Task instructions> Search the material below for the string "Statute" and list each line that holds it.

:: Input material ::

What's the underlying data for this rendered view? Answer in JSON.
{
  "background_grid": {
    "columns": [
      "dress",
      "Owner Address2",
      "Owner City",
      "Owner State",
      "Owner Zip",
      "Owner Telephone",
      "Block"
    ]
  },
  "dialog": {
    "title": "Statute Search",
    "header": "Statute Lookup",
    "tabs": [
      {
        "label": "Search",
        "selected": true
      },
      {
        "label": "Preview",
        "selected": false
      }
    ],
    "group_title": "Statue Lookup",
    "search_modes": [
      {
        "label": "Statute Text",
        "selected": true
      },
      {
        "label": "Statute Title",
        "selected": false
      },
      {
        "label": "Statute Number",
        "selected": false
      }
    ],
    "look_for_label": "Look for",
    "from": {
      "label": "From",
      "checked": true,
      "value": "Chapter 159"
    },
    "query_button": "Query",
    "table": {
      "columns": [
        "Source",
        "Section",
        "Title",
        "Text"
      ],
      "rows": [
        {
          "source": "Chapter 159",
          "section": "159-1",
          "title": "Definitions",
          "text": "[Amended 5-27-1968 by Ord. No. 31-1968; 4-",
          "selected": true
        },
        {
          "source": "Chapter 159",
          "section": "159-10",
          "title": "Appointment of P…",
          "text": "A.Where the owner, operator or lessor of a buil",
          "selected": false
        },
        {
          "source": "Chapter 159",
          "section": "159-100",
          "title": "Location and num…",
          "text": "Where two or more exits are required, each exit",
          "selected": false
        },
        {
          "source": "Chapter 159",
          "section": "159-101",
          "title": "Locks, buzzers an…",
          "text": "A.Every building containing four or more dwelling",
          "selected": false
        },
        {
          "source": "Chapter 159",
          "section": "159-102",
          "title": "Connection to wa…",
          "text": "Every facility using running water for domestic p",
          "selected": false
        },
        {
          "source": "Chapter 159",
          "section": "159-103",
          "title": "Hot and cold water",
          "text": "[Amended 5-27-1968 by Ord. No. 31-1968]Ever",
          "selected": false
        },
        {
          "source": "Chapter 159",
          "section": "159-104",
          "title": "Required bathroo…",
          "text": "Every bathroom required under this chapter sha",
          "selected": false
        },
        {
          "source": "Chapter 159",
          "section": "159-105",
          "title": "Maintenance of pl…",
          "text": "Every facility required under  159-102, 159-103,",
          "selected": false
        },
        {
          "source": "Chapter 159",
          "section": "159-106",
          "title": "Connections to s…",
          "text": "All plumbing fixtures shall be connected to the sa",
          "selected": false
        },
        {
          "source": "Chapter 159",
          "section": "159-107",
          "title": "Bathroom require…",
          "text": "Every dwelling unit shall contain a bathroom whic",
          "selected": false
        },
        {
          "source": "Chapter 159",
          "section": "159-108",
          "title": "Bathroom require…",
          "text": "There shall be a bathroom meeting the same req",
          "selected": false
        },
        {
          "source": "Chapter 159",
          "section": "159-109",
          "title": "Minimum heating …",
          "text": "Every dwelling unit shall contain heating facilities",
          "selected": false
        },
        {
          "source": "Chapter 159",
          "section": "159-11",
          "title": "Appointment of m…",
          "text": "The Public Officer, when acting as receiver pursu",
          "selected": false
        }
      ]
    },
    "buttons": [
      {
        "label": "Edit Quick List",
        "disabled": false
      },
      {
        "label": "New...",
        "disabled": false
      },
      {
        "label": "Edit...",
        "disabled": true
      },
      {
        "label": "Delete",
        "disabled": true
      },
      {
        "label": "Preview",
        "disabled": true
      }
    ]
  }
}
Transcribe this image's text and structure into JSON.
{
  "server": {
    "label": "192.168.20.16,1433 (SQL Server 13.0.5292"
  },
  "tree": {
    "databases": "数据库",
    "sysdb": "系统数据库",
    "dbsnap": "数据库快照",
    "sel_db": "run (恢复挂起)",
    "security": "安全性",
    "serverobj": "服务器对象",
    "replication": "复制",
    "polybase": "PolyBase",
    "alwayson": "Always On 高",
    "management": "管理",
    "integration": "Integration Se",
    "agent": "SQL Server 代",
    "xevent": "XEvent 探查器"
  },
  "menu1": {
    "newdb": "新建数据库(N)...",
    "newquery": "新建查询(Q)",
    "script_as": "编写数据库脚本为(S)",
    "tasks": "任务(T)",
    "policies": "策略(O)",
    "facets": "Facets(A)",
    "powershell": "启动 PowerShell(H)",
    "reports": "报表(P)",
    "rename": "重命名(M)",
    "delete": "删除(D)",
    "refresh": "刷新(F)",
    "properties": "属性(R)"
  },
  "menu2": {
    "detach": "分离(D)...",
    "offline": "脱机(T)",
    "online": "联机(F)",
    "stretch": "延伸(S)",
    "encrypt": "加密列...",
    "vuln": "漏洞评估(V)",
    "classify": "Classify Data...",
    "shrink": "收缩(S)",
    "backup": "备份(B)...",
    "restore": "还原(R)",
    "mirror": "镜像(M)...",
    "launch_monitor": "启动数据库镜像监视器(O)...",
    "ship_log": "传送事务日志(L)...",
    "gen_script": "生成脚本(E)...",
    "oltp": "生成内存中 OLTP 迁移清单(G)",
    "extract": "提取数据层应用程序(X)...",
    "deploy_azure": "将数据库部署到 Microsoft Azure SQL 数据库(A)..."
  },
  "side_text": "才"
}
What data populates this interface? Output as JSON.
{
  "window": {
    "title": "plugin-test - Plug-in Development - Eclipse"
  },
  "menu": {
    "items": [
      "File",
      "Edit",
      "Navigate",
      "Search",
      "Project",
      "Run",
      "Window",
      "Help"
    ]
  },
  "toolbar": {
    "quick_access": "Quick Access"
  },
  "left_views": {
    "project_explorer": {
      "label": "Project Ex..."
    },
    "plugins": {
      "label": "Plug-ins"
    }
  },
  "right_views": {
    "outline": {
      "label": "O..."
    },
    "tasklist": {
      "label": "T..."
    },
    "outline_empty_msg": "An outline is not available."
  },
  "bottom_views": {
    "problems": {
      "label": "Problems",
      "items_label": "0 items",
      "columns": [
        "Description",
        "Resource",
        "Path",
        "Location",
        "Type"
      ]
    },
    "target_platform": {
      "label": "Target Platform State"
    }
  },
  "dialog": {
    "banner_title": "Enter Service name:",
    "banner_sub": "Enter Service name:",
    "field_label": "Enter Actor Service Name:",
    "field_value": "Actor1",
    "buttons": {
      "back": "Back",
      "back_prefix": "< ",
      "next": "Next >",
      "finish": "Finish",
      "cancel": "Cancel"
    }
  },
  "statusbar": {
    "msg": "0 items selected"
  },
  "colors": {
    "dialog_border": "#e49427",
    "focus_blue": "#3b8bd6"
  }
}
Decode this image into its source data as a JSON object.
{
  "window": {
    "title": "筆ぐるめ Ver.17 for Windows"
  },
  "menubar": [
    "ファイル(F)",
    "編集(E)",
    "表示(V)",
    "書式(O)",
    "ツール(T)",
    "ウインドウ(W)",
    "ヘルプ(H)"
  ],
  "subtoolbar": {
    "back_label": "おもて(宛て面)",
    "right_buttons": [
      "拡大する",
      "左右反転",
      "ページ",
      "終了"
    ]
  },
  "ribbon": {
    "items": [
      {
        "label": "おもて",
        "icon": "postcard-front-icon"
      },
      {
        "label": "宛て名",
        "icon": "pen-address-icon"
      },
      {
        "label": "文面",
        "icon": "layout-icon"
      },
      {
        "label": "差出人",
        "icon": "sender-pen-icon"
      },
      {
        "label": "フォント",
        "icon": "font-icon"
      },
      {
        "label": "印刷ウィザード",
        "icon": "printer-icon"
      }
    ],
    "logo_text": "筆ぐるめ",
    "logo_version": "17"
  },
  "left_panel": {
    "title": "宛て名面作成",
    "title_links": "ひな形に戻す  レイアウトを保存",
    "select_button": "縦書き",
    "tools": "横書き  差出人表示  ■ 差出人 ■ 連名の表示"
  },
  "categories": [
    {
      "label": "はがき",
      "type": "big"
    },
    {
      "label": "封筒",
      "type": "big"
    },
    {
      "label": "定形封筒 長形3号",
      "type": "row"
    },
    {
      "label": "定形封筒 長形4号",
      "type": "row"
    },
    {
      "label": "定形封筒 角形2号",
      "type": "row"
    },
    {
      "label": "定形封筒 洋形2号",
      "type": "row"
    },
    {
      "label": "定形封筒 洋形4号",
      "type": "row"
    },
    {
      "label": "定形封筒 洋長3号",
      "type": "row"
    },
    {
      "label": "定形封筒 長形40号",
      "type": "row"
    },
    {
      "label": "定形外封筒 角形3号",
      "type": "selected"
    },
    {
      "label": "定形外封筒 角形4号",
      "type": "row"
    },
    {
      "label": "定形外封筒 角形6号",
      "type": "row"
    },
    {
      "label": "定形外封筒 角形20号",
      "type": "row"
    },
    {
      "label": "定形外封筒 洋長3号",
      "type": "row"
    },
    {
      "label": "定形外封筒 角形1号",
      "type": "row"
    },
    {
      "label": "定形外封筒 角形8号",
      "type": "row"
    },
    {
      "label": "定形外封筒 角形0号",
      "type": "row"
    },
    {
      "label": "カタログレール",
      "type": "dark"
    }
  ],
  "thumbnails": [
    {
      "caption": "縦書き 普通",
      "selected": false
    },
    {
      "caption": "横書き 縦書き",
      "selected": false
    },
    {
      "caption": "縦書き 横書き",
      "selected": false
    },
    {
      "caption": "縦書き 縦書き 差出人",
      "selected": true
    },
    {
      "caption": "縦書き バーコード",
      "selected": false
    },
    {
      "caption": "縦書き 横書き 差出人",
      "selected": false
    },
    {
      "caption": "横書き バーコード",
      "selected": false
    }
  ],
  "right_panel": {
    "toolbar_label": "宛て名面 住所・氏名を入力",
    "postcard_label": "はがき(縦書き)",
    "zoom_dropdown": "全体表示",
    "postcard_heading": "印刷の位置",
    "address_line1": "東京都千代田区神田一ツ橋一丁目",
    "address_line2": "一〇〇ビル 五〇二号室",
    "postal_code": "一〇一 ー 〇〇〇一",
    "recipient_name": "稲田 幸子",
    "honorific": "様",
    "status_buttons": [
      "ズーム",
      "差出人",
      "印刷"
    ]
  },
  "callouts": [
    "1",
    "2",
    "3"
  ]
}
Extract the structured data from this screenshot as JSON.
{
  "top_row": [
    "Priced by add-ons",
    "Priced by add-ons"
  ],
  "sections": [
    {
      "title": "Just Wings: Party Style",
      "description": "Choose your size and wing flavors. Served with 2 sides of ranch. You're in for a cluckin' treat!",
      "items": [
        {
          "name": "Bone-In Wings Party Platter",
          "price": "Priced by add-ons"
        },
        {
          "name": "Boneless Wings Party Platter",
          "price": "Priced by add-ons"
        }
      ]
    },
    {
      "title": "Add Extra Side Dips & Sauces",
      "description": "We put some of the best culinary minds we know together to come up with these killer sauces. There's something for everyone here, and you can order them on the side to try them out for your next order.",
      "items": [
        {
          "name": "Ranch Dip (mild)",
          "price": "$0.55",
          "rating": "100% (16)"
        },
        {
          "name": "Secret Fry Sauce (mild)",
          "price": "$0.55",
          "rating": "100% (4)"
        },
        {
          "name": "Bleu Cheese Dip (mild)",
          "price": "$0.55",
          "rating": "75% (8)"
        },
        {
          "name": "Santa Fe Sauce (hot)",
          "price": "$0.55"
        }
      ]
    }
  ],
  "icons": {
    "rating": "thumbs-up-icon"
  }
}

:::

Written response>
    "title": "Statute Search",
    "header": "Statute Lookup",
        "label": "Statute Text",
        "label": "Statute Title",
        "label": "Statute Number",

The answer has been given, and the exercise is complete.